The following data needs to be repeated exactly, with all images excluded.

+++

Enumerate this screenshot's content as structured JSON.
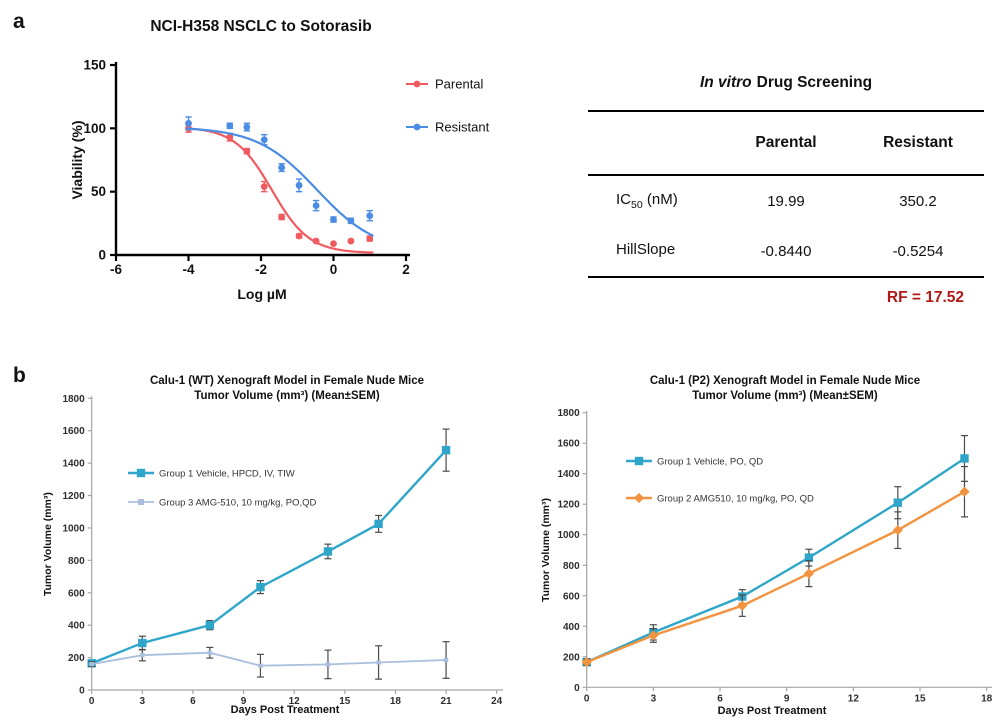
{
  "panel_a_label": "a",
  "panel_b_label": "b",
  "invitro": {
    "title_italic": "In vitro",
    "title_rest": "Drug Screening",
    "columns": [
      "Parental",
      "Resistant"
    ],
    "rows": [
      {
        "label_prefix": "IC",
        "label_sub": "50",
        "label_suffix": " (nM)",
        "parental": "19.99",
        "resistant": "350.2"
      },
      {
        "label_prefix": "HillSlope",
        "label_sub": "",
        "label_suffix": "",
        "parental": "-0.8440",
        "resistant": "-0.5254"
      }
    ],
    "rf_label": "RF = 17.52",
    "rf_color": "#b11917"
  },
  "chart_data": [
    {
      "id": "dose_response",
      "type": "scatter",
      "title": "NCI-H358 NSCLC to Sotorasib",
      "xlabel": "Log µM",
      "ylabel": "Viability (%)",
      "xlim": [
        -6,
        2
      ],
      "ylim": [
        0,
        150
      ],
      "xticks": [
        -6,
        -4,
        -2,
        0,
        2
      ],
      "yticks": [
        0,
        50,
        100,
        150
      ],
      "grid": false,
      "legend_position": "right-of-plot",
      "series": [
        {
          "name": "Parental",
          "color": "#f15a5f",
          "marker": "circle",
          "x": [
            -4,
            -2.86,
            -2.39,
            -1.91,
            -1.43,
            -0.95,
            -0.48,
            0,
            0.48,
            1
          ],
          "y": [
            100,
            93,
            82,
            54,
            30,
            15,
            11,
            9,
            11,
            13
          ],
          "err": [
            3,
            3,
            2,
            4,
            2,
            1.5,
            1,
            1,
            1,
            2
          ],
          "fit": {
            "top": 101,
            "bottom": 1.5,
            "logIC50": -1.699,
            "hill": -0.844,
            "range": [
              -4.05,
              1.1
            ]
          }
        },
        {
          "name": "Resistant",
          "color": "#4b8de4",
          "marker": "circle",
          "x": [
            -4,
            -2.86,
            -2.39,
            -1.91,
            -1.43,
            -0.95,
            -0.48,
            0,
            0.48,
            1
          ],
          "y": [
            104,
            102,
            101,
            91,
            69,
            55,
            39,
            28,
            27,
            31
          ],
          "err": [
            5,
            2,
            3,
            4,
            3,
            5,
            4,
            2,
            2,
            4
          ],
          "fit": {
            "top": 101,
            "bottom": 2,
            "logIC50": -0.456,
            "hill": -0.5254,
            "range": [
              -4.05,
              1.1
            ]
          }
        }
      ]
    },
    {
      "id": "xeno_wt",
      "type": "line",
      "title_line1": "Calu-1 (WT) Xenograft Model in Female Nude Mice",
      "title_line2": "Tumor Volume (mm³) (Mean±SEM)",
      "xlabel": "Days Post Treatment",
      "ylabel": "Tumor Volume (mm³)",
      "xlim": [
        0,
        24
      ],
      "ylim": [
        0,
        1800
      ],
      "xticks": [
        0,
        3,
        6,
        9,
        12,
        15,
        18,
        21,
        24
      ],
      "yticks": [
        0,
        200,
        400,
        600,
        800,
        1000,
        1200,
        1400,
        1600,
        1800
      ],
      "grid": false,
      "legend_position": "inside-upper-left",
      "series": [
        {
          "name": "Group 1 Vehicle, HPCD, IV, TIW",
          "color": "#2fa6c9",
          "err_color": "#4a4a4a",
          "marker": "square",
          "marker_size": 4.2,
          "line_width": 2.4,
          "x": [
            0,
            3,
            7,
            10,
            14,
            17,
            21
          ],
          "y": [
            165,
            290,
            400,
            635,
            855,
            1025,
            1480
          ],
          "err": [
            20,
            42,
            28,
            40,
            45,
            52,
            130
          ]
        },
        {
          "name": "Group 3 AMG-510, 10 mg/kg, PO,QD",
          "color": "#aabfdd",
          "err_color": "#4a4a4a",
          "marker": "square",
          "marker_size": 2.2,
          "line_width": 1.8,
          "x": [
            0,
            3,
            7,
            10,
            14,
            17,
            21
          ],
          "y": [
            160,
            215,
            230,
            150,
            158,
            170,
            185
          ],
          "err": [
            15,
            35,
            33,
            70,
            88,
            103,
            113
          ]
        }
      ]
    },
    {
      "id": "xeno_p2",
      "type": "line",
      "title_line1": "Calu-1 (P2) Xenograft Model in Female Nude Mice",
      "title_line2": "Tumor Volume (mm³) (Mean±SEM)",
      "xlabel": "Days Post Treatment",
      "ylabel": "Tumor Volume (mm³)",
      "xlim": [
        0,
        18
      ],
      "ylim": [
        0,
        1800
      ],
      "xticks": [
        0,
        3,
        6,
        9,
        12,
        15,
        18
      ],
      "yticks": [
        0,
        200,
        400,
        600,
        800,
        1000,
        1200,
        1400,
        1600,
        1800
      ],
      "grid": false,
      "legend_position": "inside-upper-left",
      "series": [
        {
          "name": "Group 1 Vehicle, PO, QD",
          "color": "#2fa6c9",
          "err_color": "#4a4a4a",
          "marker": "square",
          "marker_size": 4.2,
          "line_width": 2.4,
          "x": [
            0,
            3,
            7,
            10,
            14,
            17
          ],
          "y": [
            165,
            360,
            595,
            850,
            1210,
            1500
          ],
          "err": [
            20,
            50,
            45,
            55,
            105,
            150
          ]
        },
        {
          "name": "Group 2 AMG510, 10 mg/kg, PO, QD",
          "color": "#f2943f",
          "err_color": "#4a4a4a",
          "marker": "diamond",
          "marker_size": 3.6,
          "line_width": 2.4,
          "x": [
            0,
            3,
            7,
            10,
            14,
            17
          ],
          "y": [
            165,
            340,
            535,
            745,
            1030,
            1282
          ],
          "err": [
            20,
            45,
            70,
            85,
            120,
            165
          ]
        }
      ]
    }
  ]
}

+++

§ **EXERCISE RESULT**
Enumerate this screenshot's content as structured JSON.
{
  "panel_a_label": "a",
  "panel_b_label": "b",
  "invitro": {
    "title_italic": "In vitro",
    "title_rest": "Drug Screening",
    "columns": [
      "Parental",
      "Resistant"
    ],
    "rows": [
      {
        "label_prefix": "IC",
        "label_sub": "50",
        "label_suffix": " (nM)",
        "parental": "19.99",
        "resistant": "350.2"
      },
      {
        "label_prefix": "HillSlope",
        "label_sub": "",
        "label_suffix": "",
        "parental": "-0.8440",
        "resistant": "-0.5254"
      }
    ],
    "rf_label": "RF = 17.52",
    "rf_color": "#b11917"
  },
  "chart_data": [
    {
      "id": "dose_response",
      "type": "scatter",
      "title": "NCI-H358 NSCLC to Sotorasib",
      "xlabel": "Log µM",
      "ylabel": "Viability (%)",
      "xlim": [
        -6,
        2
      ],
      "ylim": [
        0,
        150
      ],
      "xticks": [
        -6,
        -4,
        -2,
        0,
        2
      ],
      "yticks": [
        0,
        50,
        100,
        150
      ],
      "grid": false,
      "legend_position": "right-of-plot",
      "series": [
        {
          "name": "Parental",
          "color": "#f15a5f",
          "marker": "circle",
          "x": [
            -4,
            -2.86,
            -2.39,
            -1.91,
            -1.43,
            -0.95,
            -0.48,
            0,
            0.48,
            1
          ],
          "y": [
            100,
            93,
            82,
            54,
            30,
            15,
            11,
            9,
            11,
            13
          ],
          "err": [
            3,
            3,
            2,
            4,
            2,
            1.5,
            1,
            1,
            1,
            2
          ],
          "fit": {
            "top": 101,
            "bottom": 1.5,
            "logIC50": -1.699,
            "hill": -0.844,
            "range": [
              -4.05,
              1.1
            ]
          }
        },
        {
          "name": "Resistant",
          "color": "#4b8de4",
          "marker": "circle",
          "x": [
            -4,
            -2.86,
            -2.39,
            -1.91,
            -1.43,
            -0.95,
            -0.48,
            0,
            0.48,
            1
          ],
          "y": [
            104,
            102,
            101,
            91,
            69,
            55,
            39,
            28,
            27,
            31
          ],
          "err": [
            5,
            2,
            3,
            4,
            3,
            5,
            4,
            2,
            2,
            4
          ],
          "fit": {
            "top": 101,
            "bottom": 2,
            "logIC50": -0.456,
            "hill": -0.5254,
            "range": [
              -4.05,
              1.1
            ]
          }
        }
      ]
    },
    {
      "id": "xeno_wt",
      "type": "line",
      "title_line1": "Calu-1 (WT) Xenograft Model in Female Nude Mice",
      "title_line2": "Tumor Volume (mm³) (Mean±SEM)",
      "xlabel": "Days Post Treatment",
      "ylabel": "Tumor Volume (mm³)",
      "xlim": [
        0,
        24
      ],
      "ylim": [
        0,
        1800
      ],
      "xticks": [
        0,
        3,
        6,
        9,
        12,
        15,
        18,
        21,
        24
      ],
      "yticks": [
        0,
        200,
        400,
        600,
        800,
        1000,
        1200,
        1400,
        1600,
        1800
      ],
      "grid": false,
      "legend_position": "inside-upper-left",
      "series": [
        {
          "name": "Group 1 Vehicle, HPCD, IV, TIW",
          "color": "#2fa6c9",
          "err_color": "#4a4a4a",
          "marker": "square",
          "marker_size": 4.2,
          "line_width": 2.4,
          "x": [
            0,
            3,
            7,
            10,
            14,
            17,
            21
          ],
          "y": [
            165,
            290,
            400,
            635,
            855,
            1025,
            1480
          ],
          "err": [
            20,
            42,
            28,
            40,
            45,
            52,
            130
          ]
        },
        {
          "name": "Group 3 AMG-510, 10 mg/kg, PO,QD",
          "color": "#aabfdd",
          "err_color": "#4a4a4a",
          "marker": "square",
          "marker_size": 2.2,
          "line_width": 1.8,
          "x": [
            0,
            3,
            7,
            10,
            14,
            17,
            21
          ],
          "y": [
            160,
            215,
            230,
            150,
            158,
            170,
            185
          ],
          "err": [
            15,
            35,
            33,
            70,
            88,
            103,
            113
          ]
        }
      ]
    },
    {
      "id": "xeno_p2",
      "type": "line",
      "title_line1": "Calu-1 (P2) Xenograft Model in Female Nude Mice",
      "title_line2": "Tumor Volume (mm³) (Mean±SEM)",
      "xlabel": "Days Post Treatment",
      "ylabel": "Tumor Volume (mm³)",
      "xlim": [
        0,
        18
      ],
      "ylim": [
        0,
        1800
      ],
      "xticks": [
        0,
        3,
        6,
        9,
        12,
        15,
        18
      ],
      "yticks": [
        0,
        200,
        400,
        600,
        800,
        1000,
        1200,
        1400,
        1600,
        1800
      ],
      "grid": false,
      "legend_position": "inside-upper-left",
      "series": [
        {
          "name": "Group 1 Vehicle, PO, QD",
          "color": "#2fa6c9",
          "err_color": "#4a4a4a",
          "marker": "square",
          "marker_size": 4.2,
          "line_width": 2.4,
          "x": [
            0,
            3,
            7,
            10,
            14,
            17
          ],
          "y": [
            165,
            360,
            595,
            850,
            1210,
            1500
          ],
          "err": [
            20,
            50,
            45,
            55,
            105,
            150
          ]
        },
        {
          "name": "Group 2 AMG510, 10 mg/kg, PO, QD",
          "color": "#f2943f",
          "err_color": "#4a4a4a",
          "marker": "diamond",
          "marker_size": 3.6,
          "line_width": 2.4,
          "x": [
            0,
            3,
            7,
            10,
            14,
            17
          ],
          "y": [
            165,
            340,
            535,
            745,
            1030,
            1282
          ],
          "err": [
            20,
            45,
            70,
            85,
            120,
            165
          ]
        }
      ]
    }
  ]
}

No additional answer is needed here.